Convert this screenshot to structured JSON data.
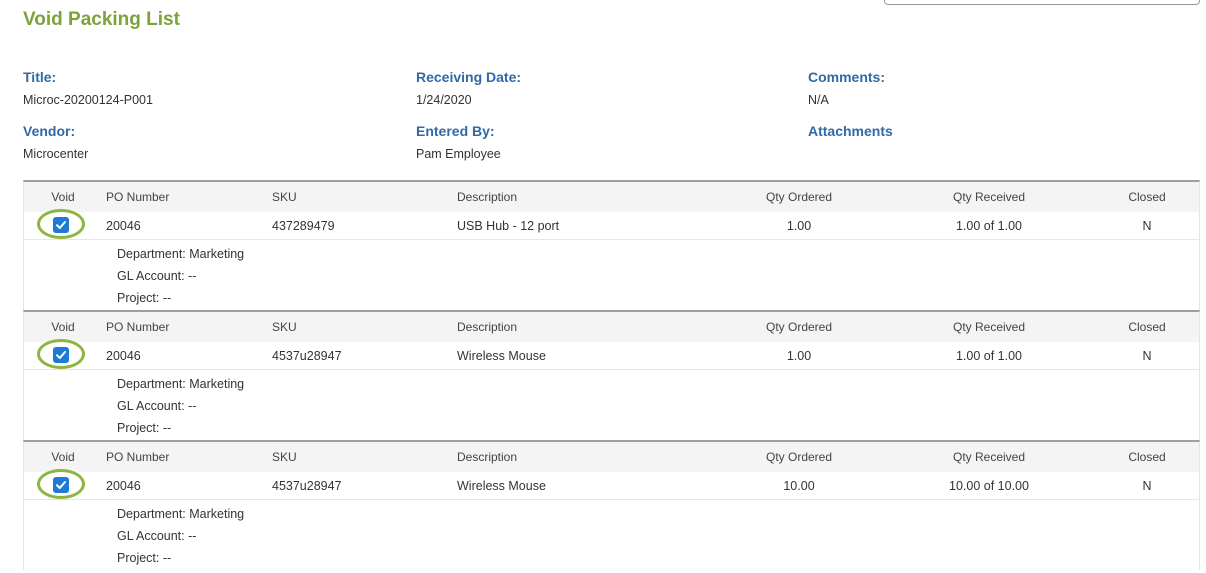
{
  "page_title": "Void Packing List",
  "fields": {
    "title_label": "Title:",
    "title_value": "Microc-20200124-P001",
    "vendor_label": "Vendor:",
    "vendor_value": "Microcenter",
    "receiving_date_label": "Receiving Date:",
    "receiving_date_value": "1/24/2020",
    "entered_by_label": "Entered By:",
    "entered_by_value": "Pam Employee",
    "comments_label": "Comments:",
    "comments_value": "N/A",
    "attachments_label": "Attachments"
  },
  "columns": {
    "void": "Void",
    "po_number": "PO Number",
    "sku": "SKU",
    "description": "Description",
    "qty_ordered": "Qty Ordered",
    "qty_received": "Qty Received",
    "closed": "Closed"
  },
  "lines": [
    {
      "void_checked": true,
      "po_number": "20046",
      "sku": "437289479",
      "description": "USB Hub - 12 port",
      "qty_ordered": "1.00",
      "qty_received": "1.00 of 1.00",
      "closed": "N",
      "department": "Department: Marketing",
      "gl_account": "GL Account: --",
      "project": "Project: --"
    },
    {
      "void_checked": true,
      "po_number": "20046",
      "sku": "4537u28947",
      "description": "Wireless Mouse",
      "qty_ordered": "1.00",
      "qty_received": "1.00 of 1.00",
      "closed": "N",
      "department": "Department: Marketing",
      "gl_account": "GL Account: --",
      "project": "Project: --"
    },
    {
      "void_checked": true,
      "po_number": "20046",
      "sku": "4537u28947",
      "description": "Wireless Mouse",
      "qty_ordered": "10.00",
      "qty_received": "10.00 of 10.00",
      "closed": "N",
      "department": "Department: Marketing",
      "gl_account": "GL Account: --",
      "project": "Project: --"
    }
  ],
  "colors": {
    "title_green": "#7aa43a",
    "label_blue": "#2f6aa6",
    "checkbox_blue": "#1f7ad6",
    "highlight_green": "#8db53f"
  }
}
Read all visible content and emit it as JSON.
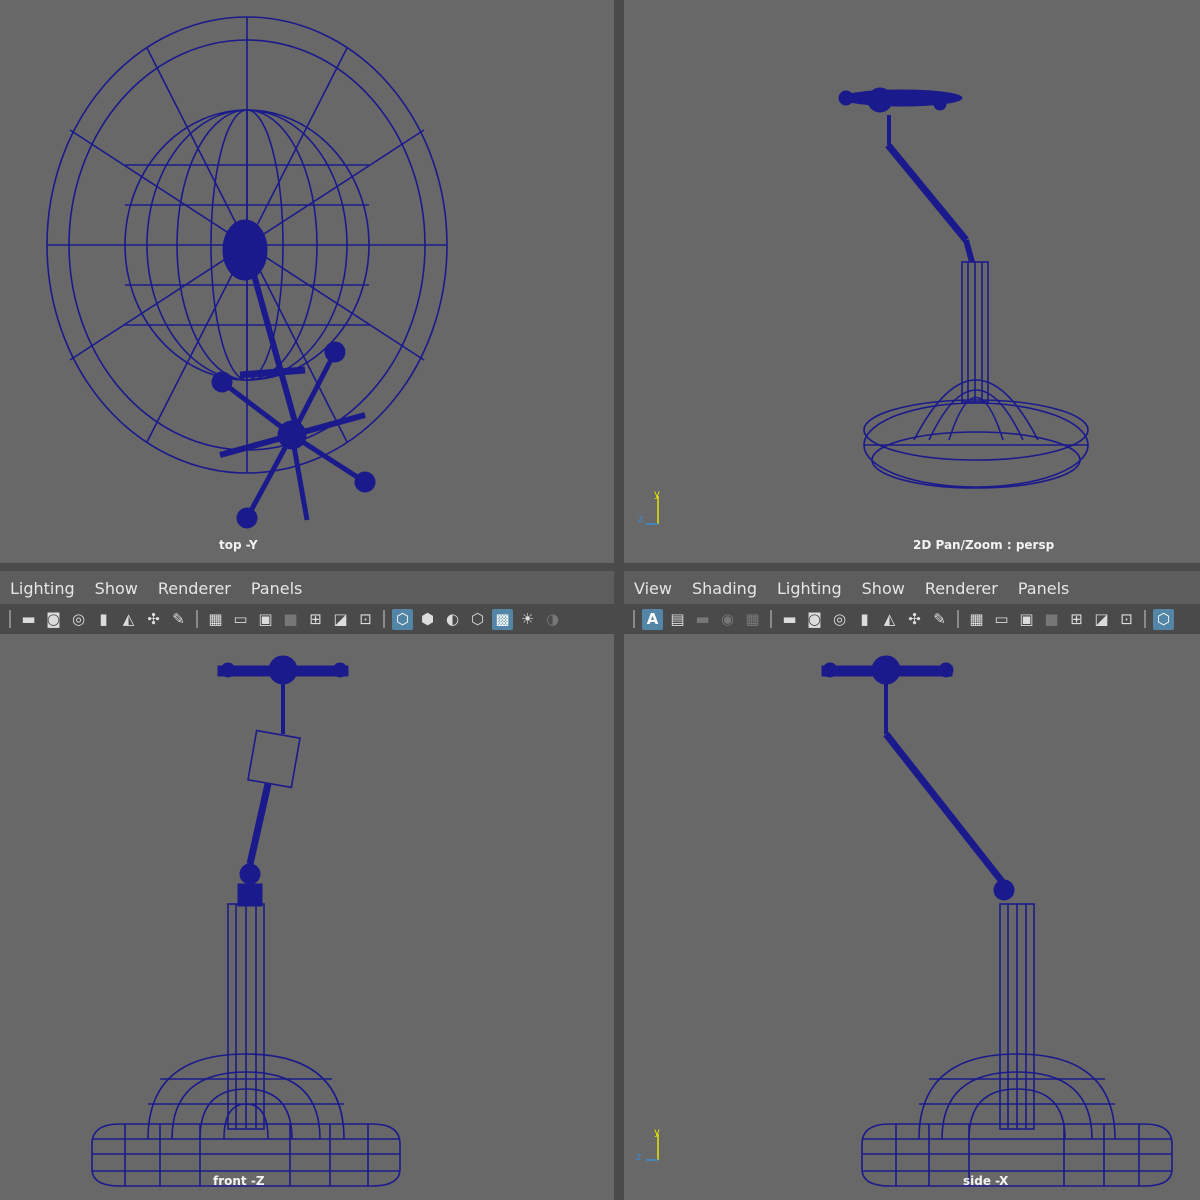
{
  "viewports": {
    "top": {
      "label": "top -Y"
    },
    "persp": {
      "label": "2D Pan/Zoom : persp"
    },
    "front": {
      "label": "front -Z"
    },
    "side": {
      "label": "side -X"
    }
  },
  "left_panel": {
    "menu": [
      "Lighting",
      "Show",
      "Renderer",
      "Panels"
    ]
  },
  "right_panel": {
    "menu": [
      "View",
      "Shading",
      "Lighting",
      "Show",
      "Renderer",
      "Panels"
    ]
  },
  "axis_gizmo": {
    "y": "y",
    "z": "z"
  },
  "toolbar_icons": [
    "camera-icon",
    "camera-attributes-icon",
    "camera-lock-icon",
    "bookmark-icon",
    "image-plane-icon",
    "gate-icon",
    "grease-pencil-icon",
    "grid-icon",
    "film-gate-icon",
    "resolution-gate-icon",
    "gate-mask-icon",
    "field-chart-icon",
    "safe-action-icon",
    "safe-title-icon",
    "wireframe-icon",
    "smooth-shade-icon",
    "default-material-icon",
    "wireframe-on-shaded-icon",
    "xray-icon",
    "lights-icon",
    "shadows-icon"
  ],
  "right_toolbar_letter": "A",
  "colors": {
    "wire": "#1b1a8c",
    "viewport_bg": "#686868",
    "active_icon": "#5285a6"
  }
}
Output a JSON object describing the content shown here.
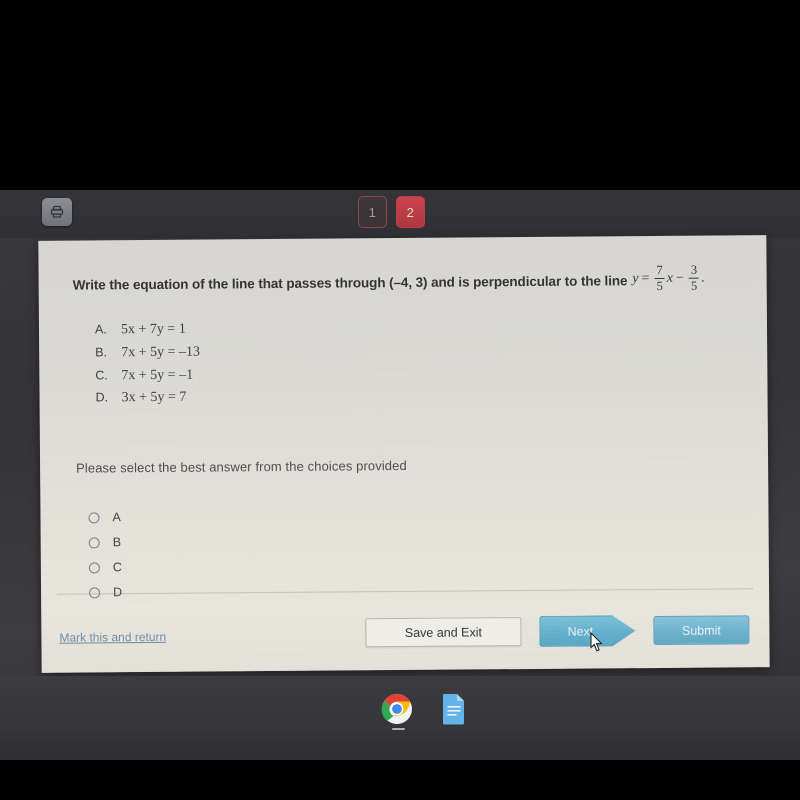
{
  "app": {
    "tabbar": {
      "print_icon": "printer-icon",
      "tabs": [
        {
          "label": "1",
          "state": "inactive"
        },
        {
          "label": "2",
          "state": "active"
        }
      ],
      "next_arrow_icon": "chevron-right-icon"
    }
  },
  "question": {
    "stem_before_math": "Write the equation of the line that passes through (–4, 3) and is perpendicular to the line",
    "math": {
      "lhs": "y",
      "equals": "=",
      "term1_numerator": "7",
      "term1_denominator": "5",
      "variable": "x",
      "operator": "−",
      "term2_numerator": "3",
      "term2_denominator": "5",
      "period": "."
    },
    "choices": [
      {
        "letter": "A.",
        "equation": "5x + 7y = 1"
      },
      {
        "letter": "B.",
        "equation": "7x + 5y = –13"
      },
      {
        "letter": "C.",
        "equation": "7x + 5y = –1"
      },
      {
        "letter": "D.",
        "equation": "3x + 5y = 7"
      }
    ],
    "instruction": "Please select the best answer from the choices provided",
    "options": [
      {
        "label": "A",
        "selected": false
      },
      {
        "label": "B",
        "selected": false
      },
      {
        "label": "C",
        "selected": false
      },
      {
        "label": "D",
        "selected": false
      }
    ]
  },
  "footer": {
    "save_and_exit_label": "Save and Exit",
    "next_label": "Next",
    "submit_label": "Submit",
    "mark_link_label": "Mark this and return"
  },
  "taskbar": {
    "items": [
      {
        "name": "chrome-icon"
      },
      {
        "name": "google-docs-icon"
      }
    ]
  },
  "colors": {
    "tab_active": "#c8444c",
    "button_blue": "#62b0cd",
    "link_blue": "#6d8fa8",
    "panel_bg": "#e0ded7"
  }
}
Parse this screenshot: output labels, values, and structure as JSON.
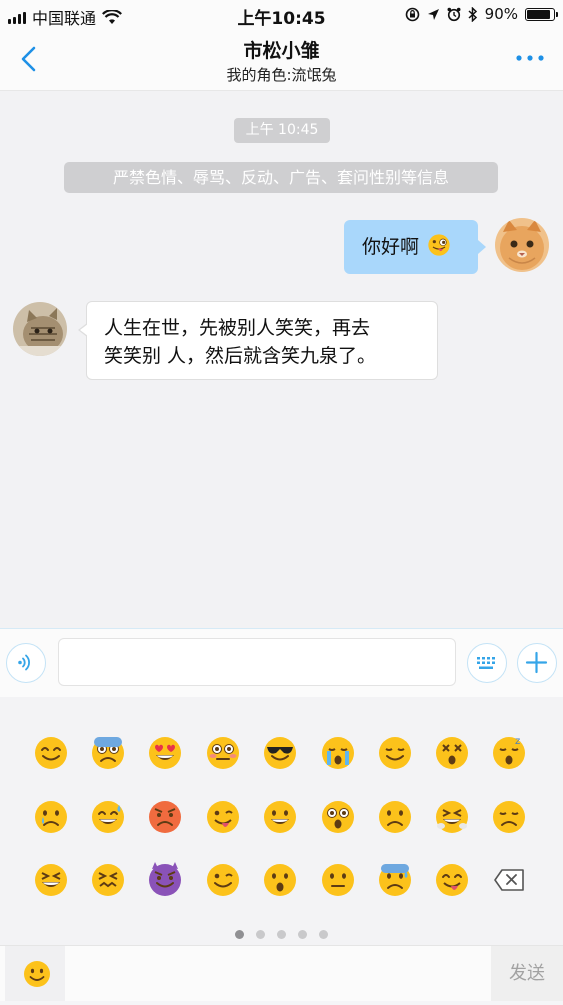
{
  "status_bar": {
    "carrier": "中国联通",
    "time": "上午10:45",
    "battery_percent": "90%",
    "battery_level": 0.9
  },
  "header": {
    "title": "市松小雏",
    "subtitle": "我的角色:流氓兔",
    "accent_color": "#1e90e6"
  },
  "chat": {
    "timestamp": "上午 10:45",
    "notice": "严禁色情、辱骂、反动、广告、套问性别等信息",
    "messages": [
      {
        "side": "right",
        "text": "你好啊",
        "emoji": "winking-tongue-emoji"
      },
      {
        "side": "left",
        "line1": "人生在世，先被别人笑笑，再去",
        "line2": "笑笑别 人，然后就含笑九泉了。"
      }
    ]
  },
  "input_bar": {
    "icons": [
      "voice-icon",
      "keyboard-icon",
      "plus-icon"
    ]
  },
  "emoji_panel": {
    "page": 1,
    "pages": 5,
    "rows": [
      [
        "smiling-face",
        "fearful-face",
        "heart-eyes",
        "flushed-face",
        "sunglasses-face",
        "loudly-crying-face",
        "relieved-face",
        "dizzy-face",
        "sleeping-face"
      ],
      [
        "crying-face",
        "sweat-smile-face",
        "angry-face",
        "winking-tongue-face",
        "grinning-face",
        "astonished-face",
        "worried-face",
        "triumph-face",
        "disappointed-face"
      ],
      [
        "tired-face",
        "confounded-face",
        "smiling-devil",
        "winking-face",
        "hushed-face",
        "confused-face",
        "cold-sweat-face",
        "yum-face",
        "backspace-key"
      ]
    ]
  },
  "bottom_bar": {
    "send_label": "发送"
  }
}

§ §

== GOAL ==
Restate the whole listing above exactly, please, omitting every image.

== RESULT FOR THIS EXERCISE ==
Convert this screenshot to structured JSON data.
{
  "page_title": "Void Packing List",
  "fields": {
    "title_label": "Title:",
    "title_value": "Microc-20200124-P001",
    "vendor_label": "Vendor:",
    "vendor_value": "Microcenter",
    "receiving_date_label": "Receiving Date:",
    "receiving_date_value": "1/24/2020",
    "entered_by_label": "Entered By:",
    "entered_by_value": "Pam Employee",
    "comments_label": "Comments:",
    "comments_value": "N/A",
    "attachments_label": "Attachments"
  },
  "columns": {
    "void": "Void",
    "po_number": "PO Number",
    "sku": "SKU",
    "description": "Description",
    "qty_ordered": "Qty Ordered",
    "qty_received": "Qty Received",
    "closed": "Closed"
  },
  "lines": [
    {
      "void_checked": true,
      "po_number": "20046",
      "sku": "437289479",
      "description": "USB Hub - 12 port",
      "qty_ordered": "1.00",
      "qty_received": "1.00 of 1.00",
      "closed": "N",
      "department": "Department: Marketing",
      "gl_account": "GL Account: --",
      "project": "Project: --"
    },
    {
      "void_checked": true,
      "po_number": "20046",
      "sku": "4537u28947",
      "description": "Wireless Mouse",
      "qty_ordered": "1.00",
      "qty_received": "1.00 of 1.00",
      "closed": "N",
      "department": "Department: Marketing",
      "gl_account": "GL Account: --",
      "project": "Project: --"
    },
    {
      "void_checked": true,
      "po_number": "20046",
      "sku": "4537u28947",
      "description": "Wireless Mouse",
      "qty_ordered": "10.00",
      "qty_received": "10.00 of 10.00",
      "closed": "N",
      "department": "Department: Marketing",
      "gl_account": "GL Account: --",
      "project": "Project: --"
    }
  ],
  "colors": {
    "title_green": "#7aa43a",
    "label_blue": "#2f6aa6",
    "checkbox_blue": "#1f7ad6",
    "highlight_green": "#8db53f"
  }
}
Read all visible content and emit it as JSON.
{
  "viewports": {
    "top": {
      "label": "top -Y"
    },
    "persp": {
      "label": "2D Pan/Zoom : persp"
    },
    "front": {
      "label": "front -Z"
    },
    "side": {
      "label": "side -X"
    }
  },
  "left_panel": {
    "menu": [
      "Lighting",
      "Show",
      "Renderer",
      "Panels"
    ]
  },
  "right_panel": {
    "menu": [
      "View",
      "Shading",
      "Lighting",
      "Show",
      "Renderer",
      "Panels"
    ]
  },
  "axis_gizmo": {
    "y": "y",
    "z": "z"
  },
  "toolbar_icons": [
    "camera-icon",
    "camera-attributes-icon",
    "camera-lock-icon",
    "bookmark-icon",
    "image-plane-icon",
    "gate-icon",
    "grease-pencil-icon",
    "grid-icon",
    "film-gate-icon",
    "resolution-gate-icon",
    "gate-mask-icon",
    "field-chart-icon",
    "safe-action-icon",
    "safe-title-icon",
    "wireframe-icon",
    "smooth-shade-icon",
    "default-material-icon",
    "wireframe-on-shaded-icon",
    "xray-icon",
    "lights-icon",
    "shadows-icon"
  ],
  "right_toolbar_letter": "A",
  "colors": {
    "wire": "#1b1a8c",
    "viewport_bg": "#686868",
    "active_icon": "#5285a6"
  }
}
Output a JSON object describing the content shown here.
{
  "app": {
    "tabbar": {
      "print_icon": "printer-icon",
      "tabs": [
        {
          "label": "1",
          "state": "inactive"
        },
        {
          "label": "2",
          "state": "active"
        }
      ],
      "next_arrow_icon": "chevron-right-icon"
    }
  },
  "question": {
    "stem_before_math": "Write the equation of the line that passes through (–4, 3) and is perpendicular to the line",
    "math": {
      "lhs": "y",
      "equals": "=",
      "term1_numerator": "7",
      "term1_denominator": "5",
      "variable": "x",
      "operator": "−",
      "term2_numerator": "3",
      "term2_denominator": "5",
      "period": "."
    },
    "choices": [
      {
        "letter": "A.",
        "equation": "5x + 7y = 1"
      },
      {
        "letter": "B.",
        "equation": "7x + 5y = –13"
      },
      {
        "letter": "C.",
        "equation": "7x + 5y = –1"
      },
      {
        "letter": "D.",
        "equation": "3x + 5y = 7"
      }
    ],
    "instruction": "Please select the best answer from the choices provided",
    "options": [
      {
        "label": "A",
        "selected": false
      },
      {
        "label": "B",
        "selected": false
      },
      {
        "label": "C",
        "selected": false
      },
      {
        "label": "D",
        "selected": false
      }
    ]
  },
  "footer": {
    "save_and_exit_label": "Save and Exit",
    "next_label": "Next",
    "submit_label": "Submit",
    "mark_link_label": "Mark this and return"
  },
  "taskbar": {
    "items": [
      {
        "name": "chrome-icon"
      },
      {
        "name": "google-docs-icon"
      }
    ]
  },
  "colors": {
    "tab_active": "#c8444c",
    "button_blue": "#62b0cd",
    "link_blue": "#6d8fa8",
    "panel_bg": "#e0ded7"
  }
}
Parse this screenshot: output labels, values, and structure as JSON.
{
  "status_bar": {
    "carrier": "中国联通",
    "time": "上午10:45",
    "battery_percent": "90%",
    "battery_level": 0.9
  },
  "header": {
    "title": "市松小雏",
    "subtitle": "我的角色:流氓兔",
    "accent_color": "#1e90e6"
  },
  "chat": {
    "timestamp": "上午 10:45",
    "notice": "严禁色情、辱骂、反动、广告、套问性别等信息",
    "messages": [
      {
        "side": "right",
        "text": "你好啊",
        "emoji": "winking-tongue-emoji"
      },
      {
        "side": "left",
        "line1": "人生在世，先被别人笑笑，再去",
        "line2": "笑笑别 人，然后就含笑九泉了。"
      }
    ]
  },
  "input_bar": {
    "icons": [
      "voice-icon",
      "keyboard-icon",
      "plus-icon"
    ]
  },
  "emoji_panel": {
    "page": 1,
    "pages": 5,
    "rows": [
      [
        "smiling-face",
        "fearful-face",
        "heart-eyes",
        "flushed-face",
        "sunglasses-face",
        "loudly-crying-face",
        "relieved-face",
        "dizzy-face",
        "sleeping-face"
      ],
      [
        "crying-face",
        "sweat-smile-face",
        "angry-face",
        "winking-tongue-face",
        "grinning-face",
        "astonished-face",
        "worried-face",
        "triumph-face",
        "disappointed-face"
      ],
      [
        "tired-face",
        "confounded-face",
        "smiling-devil",
        "winking-face",
        "hushed-face",
        "confused-face",
        "cold-sweat-face",
        "yum-face",
        "backspace-key"
      ]
    ]
  },
  "bottom_bar": {
    "send_label": "发送"
  }
}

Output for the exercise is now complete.